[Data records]
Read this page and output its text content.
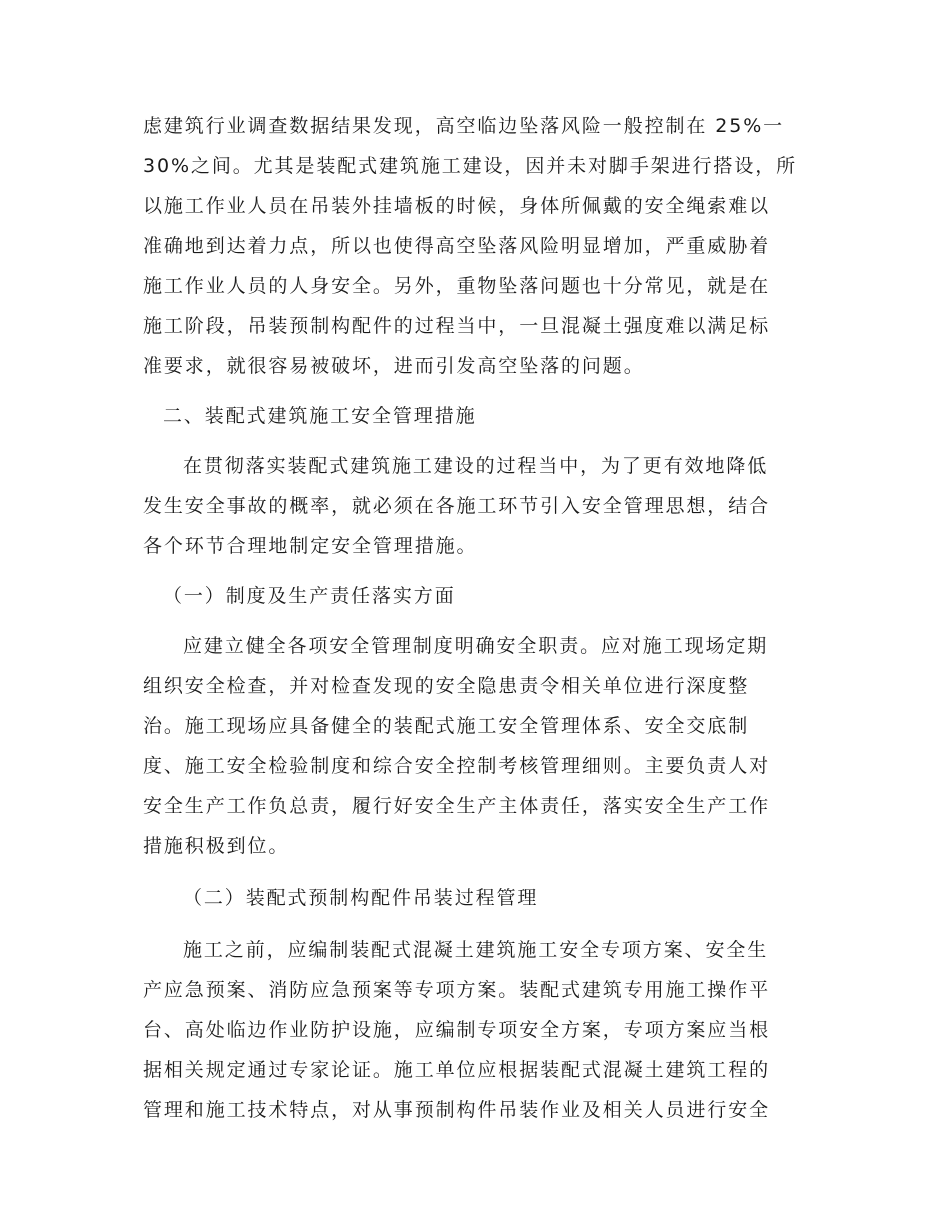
虑建筑行业调查数据结果发现，高空临边坠落风险一般控制在 25%一
30%之间。尤其是装配式建筑施工建设，因并未对脚手架进行搭设，所
以施工作业人员在吊装外挂墙板的时候，身体所佩戴的安全绳索难以
准确地到达着力点，所以也使得高空坠落风险明显增加，严重威胁着
施工作业人员的人身安全。另外，重物坠落问题也十分常见，就是在
施工阶段，吊装预制构配件的过程当中，一旦混凝土强度难以满足标
准要求，就很容易被破坏，进而引发高空坠落的问题。
二、装配式建筑施工安全管理措施
在贯彻落实装配式建筑施工建设的过程当中，为了更有效地降低
发生安全事故的概率，就必须在各施工环节引入安全管理思想，结合
各个环节合理地制定安全管理措施。
（一）制度及生产责任落实方面
应建立健全各项安全管理制度明确安全职责。应对施工现场定期
组织安全检查，并对检查发现的安全隐患责令相关单位进行深度整
治。施工现场应具备健全的装配式施工安全管理体系、安全交底制
度、施工安全检验制度和综合安全控制考核管理细则。主要负责人对
安全生产工作负总责，履行好安全生产主体责任，落实安全生产工作
措施积极到位。
（二）装配式预制构配件吊装过程管理
施工之前，应编制装配式混凝土建筑施工安全专项方案、安全生
产应急预案、消防应急预案等专项方案。装配式建筑专用施工操作平
台、高处临边作业防护设施，应编制专项安全方案，专项方案应当根
据相关规定通过专家论证。施工单位应根据装配式混凝土建筑工程的
管理和施工技术特点，对从事预制构件吊装作业及相关人员进行安全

_EXERCISE PROMPT_.
Write out each line of the data exactly; the images should be left out.

_EXPECTED ANSWER_.
Read this page and output its text content.
虑建筑行业调查数据结果发现，高空临边坠落风险一般控制在 25%一
30%之间。尤其是装配式建筑施工建设，因并未对脚手架进行搭设，所
以施工作业人员在吊装外挂墙板的时候，身体所佩戴的安全绳索难以
准确地到达着力点，所以也使得高空坠落风险明显增加，严重威胁着
施工作业人员的人身安全。另外，重物坠落问题也十分常见，就是在
施工阶段，吊装预制构配件的过程当中，一旦混凝土强度难以满足标
准要求，就很容易被破坏，进而引发高空坠落的问题。
二、装配式建筑施工安全管理措施
在贯彻落实装配式建筑施工建设的过程当中，为了更有效地降低
发生安全事故的概率，就必须在各施工环节引入安全管理思想，结合
各个环节合理地制定安全管理措施。
（一）制度及生产责任落实方面
应建立健全各项安全管理制度明确安全职责。应对施工现场定期
组织安全检查，并对检查发现的安全隐患责令相关单位进行深度整
治。施工现场应具备健全的装配式施工安全管理体系、安全交底制
度、施工安全检验制度和综合安全控制考核管理细则。主要负责人对
安全生产工作负总责，履行好安全生产主体责任，落实安全生产工作
措施积极到位。
（二）装配式预制构配件吊装过程管理
施工之前，应编制装配式混凝土建筑施工安全专项方案、安全生
产应急预案、消防应急预案等专项方案。装配式建筑专用施工操作平
台、高处临边作业防护设施，应编制专项安全方案，专项方案应当根
据相关规定通过专家论证。施工单位应根据装配式混凝土建筑工程的
管理和施工技术特点，对从事预制构件吊装作业及相关人员进行安全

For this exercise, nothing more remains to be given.